WHAT YOU WILL DO: An exact reproduction of the records is required, with all pictures omitted.

[Opening THE DATA section]

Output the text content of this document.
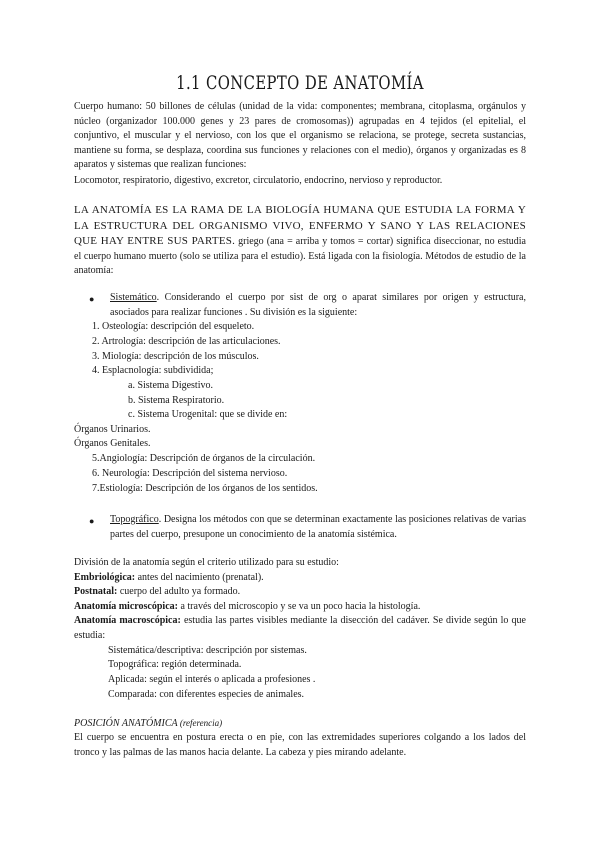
1.1 CONCEPTO DE ANATOMÍA

Cuerpo humano: 50 billones de células (unidad de la vida: componentes; membrana, citoplasma, orgánulos y núcleo (organizador 100.000 genes y 23 pares de cromosomas)) agrupadas en 4 tejidos (el epitelial, el conjuntivo, el muscular y el nervioso, con los que el organismo se relaciona, se protege, secreta sustancias, mantiene su forma, se desplaza, coordina sus funciones y relaciones con el medio), órganos y organizadas es 8 aparatos y sistemas que realizan funciones:

Locomotor, respiratorio, digestivo, excretor, circulatorio, endocrino, nervioso y reproductor.

LA ANATOMÍA ES LA RAMA DE LA BIOLOGÍA HUMANA QUE ESTUDIA LA FORMA Y LA ESTRUCTURA DEL ORGANISMO VIVO, ENFERMO Y SANO Y LAS RELACIONES QUE HAY ENTRE SUS PARTES. griego (ana = arriba y tomos = cortar) significa diseccionar, no estudia el cuerpo humano muerto (solo se utiliza para el estudio). Está ligada con la fisiología. Métodos de estudio de la anatomía:

● Sistemático. Considerando el cuerpo por sist de org o aparat similares por origen y estructura, asociados para realizar funciones . Su división es la siguiente:

1. Osteología: descripción del esqueleto.

2. Artrología: descripción de las articulaciones.

3. Miología: descripción de los músculos.

4. Esplacnología: subdividida;

a. Sistema Digestivo.

b. Sistema Respiratorio.

c. Sistema Urogenital: que se divide en:

Órganos Urinarios.

Órganos Genitales.

5.Angiología: Descripción de órganos de la circulación.

6. Neurología: Descripción del sistema nervioso.

7.Estiología: Descripción de los órganos de los sentidos.

● Topográfico. Designa los métodos con que se determinan exactamente las posiciones relativas de varias partes del cuerpo, presupone un conocimiento de la anatomía sistémica.

División de la anatomía según el criterio utilizado para su estudio:

Embriológica: antes del nacimiento (prenatal).

Postnatal: cuerpo del adulto ya formado.

Anatomía microscópica: a través del microscopio y se va un poco hacia la histología.

Anatomía macroscópica: estudia las partes visibles mediante la disección del cadáver. Se divide según lo que estudia:

Sistemática/descriptiva: descripción por sistemas.

Topográfica: región determinada.

Aplicada: según el interés o aplicada a profesiones .

Comparada: con diferentes especies de animales.

POSICIÓN ANATÓMICA (referencia)

El cuerpo se encuentra en postura erecta o en pie, con las extremidades superiores colgando a los lados del tronco y las palmas de las manos hacia delante. La cabeza y pies mirando adelante.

[Closing THE DATA section]

EXERCISE SOLUTION:
Output the text content of this document.
1.1 CONCEPTO DE ANATOMÍA

Cuerpo humano: 50 billones de células (unidad de la vida: componentes; membrana, citoplasma, orgánulos y núcleo (organizador 100.000 genes y 23 pares de cromosomas)) agrupadas en 4 tejidos (el epitelial, el conjuntivo, el muscular y el nervioso, con los que el organismo se relaciona, se protege, secreta sustancias, mantiene su forma, se desplaza, coordina sus funciones y relaciones con el medio), órganos y organizadas es 8 aparatos y sistemas que realizan funciones:

Locomotor, respiratorio, digestivo, excretor, circulatorio, endocrino, nervioso y reproductor.

LA ANATOMÍA ES LA RAMA DE LA BIOLOGÍA HUMANA QUE ESTUDIA LA FORMA Y LA ESTRUCTURA DEL ORGANISMO VIVO, ENFERMO Y SANO Y LAS RELACIONES QUE HAY ENTRE SUS PARTES. griego (ana = arriba y tomos = cortar) significa diseccionar, no estudia el cuerpo humano muerto (solo se utiliza para el estudio). Está ligada con la fisiología. Métodos de estudio de la anatomía:

● Sistemático. Considerando el cuerpo por sist de org o aparat similares por origen y estructura, asociados para realizar funciones . Su división es la siguiente:

1. Osteología: descripción del esqueleto.

2. Artrología: descripción de las articulaciones.

3. Miología: descripción de los músculos.

4. Esplacnología: subdividida;

a. Sistema Digestivo.

b. Sistema Respiratorio.

c. Sistema Urogenital: que se divide en:

Órganos Urinarios.

Órganos Genitales.

5.Angiología: Descripción de órganos de la circulación.

6. Neurología: Descripción del sistema nervioso.

7.Estiología: Descripción de los órganos de los sentidos.

● Topográfico. Designa los métodos con que se determinan exactamente las posiciones relativas de varias partes del cuerpo, presupone un conocimiento de la anatomía sistémica.

División de la anatomía según el criterio utilizado para su estudio:

Embriológica: antes del nacimiento (prenatal).

Postnatal: cuerpo del adulto ya formado.

Anatomía microscópica: a través del microscopio y se va un poco hacia la histología.

Anatomía macroscópica: estudia las partes visibles mediante la disección del cadáver. Se divide según lo que estudia:

Sistemática/descriptiva: descripción por sistemas.

Topográfica: región determinada.

Aplicada: según el interés o aplicada a profesiones .

Comparada: con diferentes especies de animales.

POSICIÓN ANATÓMICA (referencia)

El cuerpo se encuentra en postura erecta o en pie, con las extremidades superiores colgando a los lados del tronco y las palmas de las manos hacia delante. La cabeza y pies mirando adelante.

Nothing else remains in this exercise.